__TASK DESCRIPTION__: Transcribe the records that follow, preserving every word.

__PROVIDED ENTRIES__:
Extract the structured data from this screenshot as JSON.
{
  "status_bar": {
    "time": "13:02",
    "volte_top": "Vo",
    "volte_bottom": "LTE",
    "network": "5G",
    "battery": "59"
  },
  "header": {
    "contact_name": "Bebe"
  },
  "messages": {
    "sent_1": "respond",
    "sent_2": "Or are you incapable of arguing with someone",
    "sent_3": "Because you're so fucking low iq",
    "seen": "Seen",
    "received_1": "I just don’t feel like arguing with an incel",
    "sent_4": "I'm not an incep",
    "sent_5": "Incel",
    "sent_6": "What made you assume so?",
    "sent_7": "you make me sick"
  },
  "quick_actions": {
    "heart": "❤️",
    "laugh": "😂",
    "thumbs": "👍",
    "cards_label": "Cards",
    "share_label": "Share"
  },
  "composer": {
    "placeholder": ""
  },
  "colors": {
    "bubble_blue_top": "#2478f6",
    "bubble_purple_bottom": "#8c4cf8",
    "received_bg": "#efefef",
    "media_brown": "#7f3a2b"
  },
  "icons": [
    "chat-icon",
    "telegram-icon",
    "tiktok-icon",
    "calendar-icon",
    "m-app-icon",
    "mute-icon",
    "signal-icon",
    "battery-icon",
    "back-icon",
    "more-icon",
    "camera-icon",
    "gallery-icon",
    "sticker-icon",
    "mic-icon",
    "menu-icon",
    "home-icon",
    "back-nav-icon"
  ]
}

__RESULT FOR THIS EXERCISE__:
Extract the structured data from this screenshot as JSON.
{
  "status_bar": {
    "time": "13:02",
    "volte_top": "Vo",
    "volte_bottom": "LTE",
    "network": "5G",
    "battery": "59"
  },
  "header": {
    "contact_name": "Bebe"
  },
  "messages": {
    "sent_1": "respond",
    "sent_2": "Or are you incapable of arguing with someone",
    "sent_3": "Because you're so fucking low iq",
    "seen": "Seen",
    "received_1": "I just don’t feel like arguing with an incel",
    "sent_4": "I'm not an incep",
    "sent_5": "Incel",
    "sent_6": "What made you assume so?",
    "sent_7": "you make me sick"
  },
  "quick_actions": {
    "heart": "❤️",
    "laugh": "😂",
    "thumbs": "👍",
    "cards_label": "Cards",
    "share_label": "Share"
  },
  "composer": {
    "placeholder": ""
  },
  "colors": {
    "bubble_blue_top": "#2478f6",
    "bubble_purple_bottom": "#8c4cf8",
    "received_bg": "#efefef",
    "media_brown": "#7f3a2b"
  },
  "icons": [
    "chat-icon",
    "telegram-icon",
    "tiktok-icon",
    "calendar-icon",
    "m-app-icon",
    "mute-icon",
    "signal-icon",
    "battery-icon",
    "back-icon",
    "more-icon",
    "camera-icon",
    "gallery-icon",
    "sticker-icon",
    "mic-icon",
    "menu-icon",
    "home-icon",
    "back-nav-icon"
  ]
}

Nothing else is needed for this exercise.